— begin Dataset excerpts —

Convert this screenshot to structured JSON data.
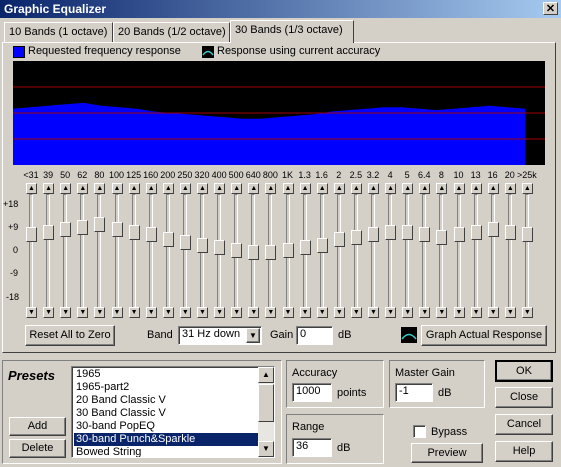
{
  "window": {
    "title": "Graphic Equalizer",
    "close_glyph": "✕"
  },
  "tabs": [
    {
      "label": "10 Bands (1 octave)"
    },
    {
      "label": "20 Bands (1/2 octave)"
    },
    {
      "label": "30 Bands (1/3 octave)"
    }
  ],
  "legend": {
    "requested": "Requested frequency response",
    "actual": "Response using current accuracy",
    "requested_color": "#0000ff"
  },
  "graph": {
    "band_db": [
      3,
      4,
      5,
      6,
      7,
      5,
      4,
      3,
      1,
      0,
      -1,
      -2,
      -3,
      -4,
      -4,
      -3,
      -2,
      -1,
      1,
      2,
      3,
      4,
      4,
      3,
      2,
      3,
      4,
      5,
      4,
      3
    ]
  },
  "frequencies": [
    "<31",
    "39",
    "50",
    "62",
    "80",
    "100",
    "125",
    "160",
    "200",
    "250",
    "320",
    "400",
    "500",
    "640",
    "800",
    "1K",
    "1.3",
    "1.6",
    "2",
    "2.5",
    "3.2",
    "4",
    "5",
    "6.4",
    "8",
    "10",
    "13",
    "16",
    "20",
    ">25k"
  ],
  "scale_labels": [
    "+18",
    "+9",
    "0",
    "-9",
    "-18"
  ],
  "controls": {
    "reset_label": "Reset All to Zero",
    "band_label": "Band",
    "band_value": "31 Hz down",
    "gain_label": "Gain",
    "gain_value": "0",
    "gain_unit": "dB",
    "graph_actual_label": "Graph Actual Response"
  },
  "presets": {
    "title": "Presets",
    "add": "Add",
    "delete": "Delete",
    "items": [
      "1965",
      "1965-part2",
      "20 Band Classic V",
      "30 Band Classic V",
      "30-band PopEQ",
      "30-band Punch&Sparkle",
      "Bowed String"
    ],
    "selected_index": 5
  },
  "accuracy": {
    "title": "Accuracy",
    "value": "1000",
    "unit": "points"
  },
  "range": {
    "title": "Range",
    "value": "36",
    "unit": "dB"
  },
  "master_gain": {
    "title": "Master Gain",
    "value": "-1",
    "unit": "dB"
  },
  "bypass": {
    "label": "Bypass",
    "checked": false
  },
  "buttons": {
    "ok": "OK",
    "close": "Close",
    "cancel": "Cancel",
    "preview": "Preview",
    "help": "Help"
  }
}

— end Dataset excerpts —

Short exercise - Set down the records in full and exactly. Do not carry over any image.

The reply -
Convert this screenshot to structured JSON data.
{
  "window": {
    "title": "Graphic Equalizer",
    "close_glyph": "✕"
  },
  "tabs": [
    {
      "label": "10 Bands (1 octave)"
    },
    {
      "label": "20 Bands (1/2 octave)"
    },
    {
      "label": "30 Bands (1/3 octave)"
    }
  ],
  "legend": {
    "requested": "Requested frequency response",
    "actual": "Response using current accuracy",
    "requested_color": "#0000ff"
  },
  "graph": {
    "band_db": [
      3,
      4,
      5,
      6,
      7,
      5,
      4,
      3,
      1,
      0,
      -1,
      -2,
      -3,
      -4,
      -4,
      -3,
      -2,
      -1,
      1,
      2,
      3,
      4,
      4,
      3,
      2,
      3,
      4,
      5,
      4,
      3
    ]
  },
  "frequencies": [
    "<31",
    "39",
    "50",
    "62",
    "80",
    "100",
    "125",
    "160",
    "200",
    "250",
    "320",
    "400",
    "500",
    "640",
    "800",
    "1K",
    "1.3",
    "1.6",
    "2",
    "2.5",
    "3.2",
    "4",
    "5",
    "6.4",
    "8",
    "10",
    "13",
    "16",
    "20",
    ">25k"
  ],
  "scale_labels": [
    "+18",
    "+9",
    "0",
    "-9",
    "-18"
  ],
  "controls": {
    "reset_label": "Reset All to Zero",
    "band_label": "Band",
    "band_value": "31 Hz down",
    "gain_label": "Gain",
    "gain_value": "0",
    "gain_unit": "dB",
    "graph_actual_label": "Graph Actual Response"
  },
  "presets": {
    "title": "Presets",
    "add": "Add",
    "delete": "Delete",
    "items": [
      "1965",
      "1965-part2",
      "20 Band Classic V",
      "30 Band Classic V",
      "30-band PopEQ",
      "30-band Punch&Sparkle",
      "Bowed String"
    ],
    "selected_index": 5
  },
  "accuracy": {
    "title": "Accuracy",
    "value": "1000",
    "unit": "points"
  },
  "range": {
    "title": "Range",
    "value": "36",
    "unit": "dB"
  },
  "master_gain": {
    "title": "Master Gain",
    "value": "-1",
    "unit": "dB"
  },
  "bypass": {
    "label": "Bypass",
    "checked": false
  },
  "buttons": {
    "ok": "OK",
    "close": "Close",
    "cancel": "Cancel",
    "preview": "Preview",
    "help": "Help"
  }
}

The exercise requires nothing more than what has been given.